## RECORDS TO USE

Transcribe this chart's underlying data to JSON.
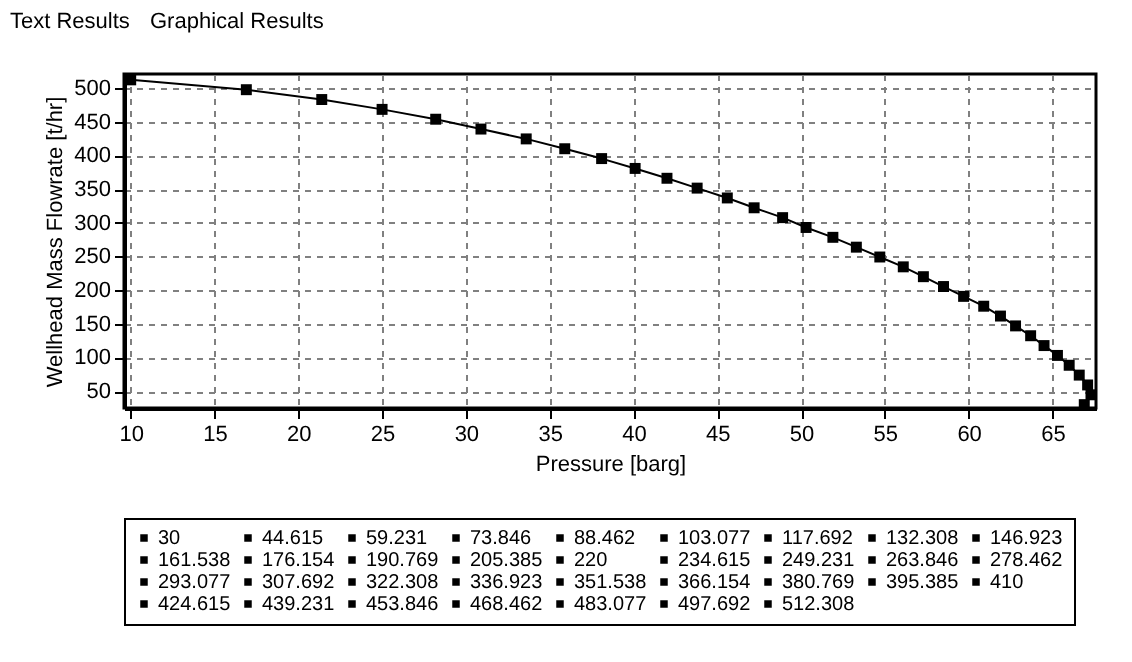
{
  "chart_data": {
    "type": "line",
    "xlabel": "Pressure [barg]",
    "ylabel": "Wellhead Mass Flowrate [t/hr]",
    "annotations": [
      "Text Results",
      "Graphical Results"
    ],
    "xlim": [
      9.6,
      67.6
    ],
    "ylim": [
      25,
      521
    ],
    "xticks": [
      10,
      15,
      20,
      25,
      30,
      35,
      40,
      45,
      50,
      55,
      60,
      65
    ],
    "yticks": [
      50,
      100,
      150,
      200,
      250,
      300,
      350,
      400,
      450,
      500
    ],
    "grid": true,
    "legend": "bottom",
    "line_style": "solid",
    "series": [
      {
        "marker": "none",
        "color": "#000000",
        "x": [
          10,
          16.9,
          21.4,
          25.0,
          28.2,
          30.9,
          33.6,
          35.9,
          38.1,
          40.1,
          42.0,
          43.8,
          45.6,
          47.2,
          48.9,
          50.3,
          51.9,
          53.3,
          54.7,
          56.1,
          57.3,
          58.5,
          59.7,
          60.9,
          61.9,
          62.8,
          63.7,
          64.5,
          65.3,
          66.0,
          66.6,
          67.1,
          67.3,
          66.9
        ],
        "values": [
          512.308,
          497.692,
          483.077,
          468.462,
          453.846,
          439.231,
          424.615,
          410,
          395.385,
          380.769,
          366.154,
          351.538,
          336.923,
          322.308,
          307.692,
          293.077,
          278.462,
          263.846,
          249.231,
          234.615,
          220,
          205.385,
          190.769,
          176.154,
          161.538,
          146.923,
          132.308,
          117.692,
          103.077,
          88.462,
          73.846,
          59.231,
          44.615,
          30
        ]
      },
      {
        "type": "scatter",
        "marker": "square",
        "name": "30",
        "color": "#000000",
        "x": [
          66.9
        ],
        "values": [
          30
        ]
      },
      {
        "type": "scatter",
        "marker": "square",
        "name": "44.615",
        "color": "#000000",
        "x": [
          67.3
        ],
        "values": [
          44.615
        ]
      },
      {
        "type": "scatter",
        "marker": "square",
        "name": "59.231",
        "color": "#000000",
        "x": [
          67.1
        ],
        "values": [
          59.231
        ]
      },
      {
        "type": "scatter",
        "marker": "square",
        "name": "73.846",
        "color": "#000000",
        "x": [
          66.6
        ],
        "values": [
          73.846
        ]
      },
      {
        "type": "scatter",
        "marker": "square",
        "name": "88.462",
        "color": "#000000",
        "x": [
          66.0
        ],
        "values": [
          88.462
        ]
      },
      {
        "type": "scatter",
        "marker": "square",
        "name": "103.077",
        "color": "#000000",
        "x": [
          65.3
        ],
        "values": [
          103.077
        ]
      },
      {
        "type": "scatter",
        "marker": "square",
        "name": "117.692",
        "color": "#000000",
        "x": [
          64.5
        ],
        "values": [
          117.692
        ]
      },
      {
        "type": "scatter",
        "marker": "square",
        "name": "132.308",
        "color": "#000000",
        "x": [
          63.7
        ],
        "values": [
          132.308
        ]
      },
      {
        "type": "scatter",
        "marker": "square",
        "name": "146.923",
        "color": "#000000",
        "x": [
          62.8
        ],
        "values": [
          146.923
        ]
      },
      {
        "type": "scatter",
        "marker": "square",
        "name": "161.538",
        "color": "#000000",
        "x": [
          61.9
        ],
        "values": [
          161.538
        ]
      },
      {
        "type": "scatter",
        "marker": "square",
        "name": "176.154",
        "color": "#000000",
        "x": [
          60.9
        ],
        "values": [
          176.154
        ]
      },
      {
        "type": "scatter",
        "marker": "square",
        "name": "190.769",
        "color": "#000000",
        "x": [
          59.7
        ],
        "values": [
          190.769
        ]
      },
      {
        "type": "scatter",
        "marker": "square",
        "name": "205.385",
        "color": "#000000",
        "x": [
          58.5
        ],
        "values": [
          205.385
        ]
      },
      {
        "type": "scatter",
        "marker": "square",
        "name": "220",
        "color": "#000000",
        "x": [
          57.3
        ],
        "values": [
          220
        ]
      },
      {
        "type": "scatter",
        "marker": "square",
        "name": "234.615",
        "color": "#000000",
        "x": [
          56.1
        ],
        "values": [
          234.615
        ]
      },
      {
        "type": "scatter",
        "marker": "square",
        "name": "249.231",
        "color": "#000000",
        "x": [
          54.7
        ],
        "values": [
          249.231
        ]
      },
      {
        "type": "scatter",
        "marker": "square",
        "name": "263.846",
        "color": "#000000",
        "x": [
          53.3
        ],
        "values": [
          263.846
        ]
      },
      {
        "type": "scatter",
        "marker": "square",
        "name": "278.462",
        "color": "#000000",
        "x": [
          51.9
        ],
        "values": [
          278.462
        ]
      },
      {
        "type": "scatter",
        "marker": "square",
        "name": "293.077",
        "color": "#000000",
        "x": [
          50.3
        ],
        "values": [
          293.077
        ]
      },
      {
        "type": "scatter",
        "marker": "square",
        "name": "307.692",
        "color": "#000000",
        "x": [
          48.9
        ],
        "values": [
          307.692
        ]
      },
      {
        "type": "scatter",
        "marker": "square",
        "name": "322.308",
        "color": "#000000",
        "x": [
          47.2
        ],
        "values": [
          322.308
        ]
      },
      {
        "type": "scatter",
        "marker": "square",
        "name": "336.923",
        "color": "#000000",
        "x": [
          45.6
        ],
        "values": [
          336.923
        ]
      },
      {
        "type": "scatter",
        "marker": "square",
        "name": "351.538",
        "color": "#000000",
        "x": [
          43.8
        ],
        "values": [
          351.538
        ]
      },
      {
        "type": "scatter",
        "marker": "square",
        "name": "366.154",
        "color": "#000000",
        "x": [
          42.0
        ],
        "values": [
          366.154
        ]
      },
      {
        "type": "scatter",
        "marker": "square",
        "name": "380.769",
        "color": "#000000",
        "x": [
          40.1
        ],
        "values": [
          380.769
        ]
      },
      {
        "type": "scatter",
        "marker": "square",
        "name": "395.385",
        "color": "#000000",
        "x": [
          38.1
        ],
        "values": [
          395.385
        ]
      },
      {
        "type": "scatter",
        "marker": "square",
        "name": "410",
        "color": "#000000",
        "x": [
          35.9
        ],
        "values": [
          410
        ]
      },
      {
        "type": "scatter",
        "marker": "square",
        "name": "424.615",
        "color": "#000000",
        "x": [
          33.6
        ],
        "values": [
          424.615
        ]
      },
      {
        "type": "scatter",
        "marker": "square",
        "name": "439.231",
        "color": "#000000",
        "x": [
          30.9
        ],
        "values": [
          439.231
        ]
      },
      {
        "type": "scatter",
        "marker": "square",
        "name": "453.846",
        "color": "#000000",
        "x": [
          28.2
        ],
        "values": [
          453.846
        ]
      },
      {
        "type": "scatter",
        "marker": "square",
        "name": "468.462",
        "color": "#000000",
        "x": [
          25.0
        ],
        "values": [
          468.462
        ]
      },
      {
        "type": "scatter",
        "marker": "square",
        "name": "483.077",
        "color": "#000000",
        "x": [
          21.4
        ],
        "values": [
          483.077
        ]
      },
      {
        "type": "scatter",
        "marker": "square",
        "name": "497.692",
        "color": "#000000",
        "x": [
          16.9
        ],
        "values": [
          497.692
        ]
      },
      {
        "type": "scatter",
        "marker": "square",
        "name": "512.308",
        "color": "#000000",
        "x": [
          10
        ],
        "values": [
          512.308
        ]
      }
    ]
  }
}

## STATED EXERCISE
Exclude all images and restate the records above word for word.

## ANSWER TO THE TASK
Transcribe this chart's underlying data to JSON.
{
  "chart_data": {
    "type": "line",
    "xlabel": "Pressure [barg]",
    "ylabel": "Wellhead Mass Flowrate [t/hr]",
    "annotations": [
      "Text Results",
      "Graphical Results"
    ],
    "xlim": [
      9.6,
      67.6
    ],
    "ylim": [
      25,
      521
    ],
    "xticks": [
      10,
      15,
      20,
      25,
      30,
      35,
      40,
      45,
      50,
      55,
      60,
      65
    ],
    "yticks": [
      50,
      100,
      150,
      200,
      250,
      300,
      350,
      400,
      450,
      500
    ],
    "grid": true,
    "legend": "bottom",
    "line_style": "solid",
    "series": [
      {
        "marker": "none",
        "color": "#000000",
        "x": [
          10,
          16.9,
          21.4,
          25.0,
          28.2,
          30.9,
          33.6,
          35.9,
          38.1,
          40.1,
          42.0,
          43.8,
          45.6,
          47.2,
          48.9,
          50.3,
          51.9,
          53.3,
          54.7,
          56.1,
          57.3,
          58.5,
          59.7,
          60.9,
          61.9,
          62.8,
          63.7,
          64.5,
          65.3,
          66.0,
          66.6,
          67.1,
          67.3,
          66.9
        ],
        "values": [
          512.308,
          497.692,
          483.077,
          468.462,
          453.846,
          439.231,
          424.615,
          410,
          395.385,
          380.769,
          366.154,
          351.538,
          336.923,
          322.308,
          307.692,
          293.077,
          278.462,
          263.846,
          249.231,
          234.615,
          220,
          205.385,
          190.769,
          176.154,
          161.538,
          146.923,
          132.308,
          117.692,
          103.077,
          88.462,
          73.846,
          59.231,
          44.615,
          30
        ]
      },
      {
        "type": "scatter",
        "marker": "square",
        "name": "30",
        "color": "#000000",
        "x": [
          66.9
        ],
        "values": [
          30
        ]
      },
      {
        "type": "scatter",
        "marker": "square",
        "name": "44.615",
        "color": "#000000",
        "x": [
          67.3
        ],
        "values": [
          44.615
        ]
      },
      {
        "type": "scatter",
        "marker": "square",
        "name": "59.231",
        "color": "#000000",
        "x": [
          67.1
        ],
        "values": [
          59.231
        ]
      },
      {
        "type": "scatter",
        "marker": "square",
        "name": "73.846",
        "color": "#000000",
        "x": [
          66.6
        ],
        "values": [
          73.846
        ]
      },
      {
        "type": "scatter",
        "marker": "square",
        "name": "88.462",
        "color": "#000000",
        "x": [
          66.0
        ],
        "values": [
          88.462
        ]
      },
      {
        "type": "scatter",
        "marker": "square",
        "name": "103.077",
        "color": "#000000",
        "x": [
          65.3
        ],
        "values": [
          103.077
        ]
      },
      {
        "type": "scatter",
        "marker": "square",
        "name": "117.692",
        "color": "#000000",
        "x": [
          64.5
        ],
        "values": [
          117.692
        ]
      },
      {
        "type": "scatter",
        "marker": "square",
        "name": "132.308",
        "color": "#000000",
        "x": [
          63.7
        ],
        "values": [
          132.308
        ]
      },
      {
        "type": "scatter",
        "marker": "square",
        "name": "146.923",
        "color": "#000000",
        "x": [
          62.8
        ],
        "values": [
          146.923
        ]
      },
      {
        "type": "scatter",
        "marker": "square",
        "name": "161.538",
        "color": "#000000",
        "x": [
          61.9
        ],
        "values": [
          161.538
        ]
      },
      {
        "type": "scatter",
        "marker": "square",
        "name": "176.154",
        "color": "#000000",
        "x": [
          60.9
        ],
        "values": [
          176.154
        ]
      },
      {
        "type": "scatter",
        "marker": "square",
        "name": "190.769",
        "color": "#000000",
        "x": [
          59.7
        ],
        "values": [
          190.769
        ]
      },
      {
        "type": "scatter",
        "marker": "square",
        "name": "205.385",
        "color": "#000000",
        "x": [
          58.5
        ],
        "values": [
          205.385
        ]
      },
      {
        "type": "scatter",
        "marker": "square",
        "name": "220",
        "color": "#000000",
        "x": [
          57.3
        ],
        "values": [
          220
        ]
      },
      {
        "type": "scatter",
        "marker": "square",
        "name": "234.615",
        "color": "#000000",
        "x": [
          56.1
        ],
        "values": [
          234.615
        ]
      },
      {
        "type": "scatter",
        "marker": "square",
        "name": "249.231",
        "color": "#000000",
        "x": [
          54.7
        ],
        "values": [
          249.231
        ]
      },
      {
        "type": "scatter",
        "marker": "square",
        "name": "263.846",
        "color": "#000000",
        "x": [
          53.3
        ],
        "values": [
          263.846
        ]
      },
      {
        "type": "scatter",
        "marker": "square",
        "name": "278.462",
        "color": "#000000",
        "x": [
          51.9
        ],
        "values": [
          278.462
        ]
      },
      {
        "type": "scatter",
        "marker": "square",
        "name": "293.077",
        "color": "#000000",
        "x": [
          50.3
        ],
        "values": [
          293.077
        ]
      },
      {
        "type": "scatter",
        "marker": "square",
        "name": "307.692",
        "color": "#000000",
        "x": [
          48.9
        ],
        "values": [
          307.692
        ]
      },
      {
        "type": "scatter",
        "marker": "square",
        "name": "322.308",
        "color": "#000000",
        "x": [
          47.2
        ],
        "values": [
          322.308
        ]
      },
      {
        "type": "scatter",
        "marker": "square",
        "name": "336.923",
        "color": "#000000",
        "x": [
          45.6
        ],
        "values": [
          336.923
        ]
      },
      {
        "type": "scatter",
        "marker": "square",
        "name": "351.538",
        "color": "#000000",
        "x": [
          43.8
        ],
        "values": [
          351.538
        ]
      },
      {
        "type": "scatter",
        "marker": "square",
        "name": "366.154",
        "color": "#000000",
        "x": [
          42.0
        ],
        "values": [
          366.154
        ]
      },
      {
        "type": "scatter",
        "marker": "square",
        "name": "380.769",
        "color": "#000000",
        "x": [
          40.1
        ],
        "values": [
          380.769
        ]
      },
      {
        "type": "scatter",
        "marker": "square",
        "name": "395.385",
        "color": "#000000",
        "x": [
          38.1
        ],
        "values": [
          395.385
        ]
      },
      {
        "type": "scatter",
        "marker": "square",
        "name": "410",
        "color": "#000000",
        "x": [
          35.9
        ],
        "values": [
          410
        ]
      },
      {
        "type": "scatter",
        "marker": "square",
        "name": "424.615",
        "color": "#000000",
        "x": [
          33.6
        ],
        "values": [
          424.615
        ]
      },
      {
        "type": "scatter",
        "marker": "square",
        "name": "439.231",
        "color": "#000000",
        "x": [
          30.9
        ],
        "values": [
          439.231
        ]
      },
      {
        "type": "scatter",
        "marker": "square",
        "name": "453.846",
        "color": "#000000",
        "x": [
          28.2
        ],
        "values": [
          453.846
        ]
      },
      {
        "type": "scatter",
        "marker": "square",
        "name": "468.462",
        "color": "#000000",
        "x": [
          25.0
        ],
        "values": [
          468.462
        ]
      },
      {
        "type": "scatter",
        "marker": "square",
        "name": "483.077",
        "color": "#000000",
        "x": [
          21.4
        ],
        "values": [
          483.077
        ]
      },
      {
        "type": "scatter",
        "marker": "square",
        "name": "497.692",
        "color": "#000000",
        "x": [
          16.9
        ],
        "values": [
          497.692
        ]
      },
      {
        "type": "scatter",
        "marker": "square",
        "name": "512.308",
        "color": "#000000",
        "x": [
          10
        ],
        "values": [
          512.308
        ]
      }
    ]
  }
}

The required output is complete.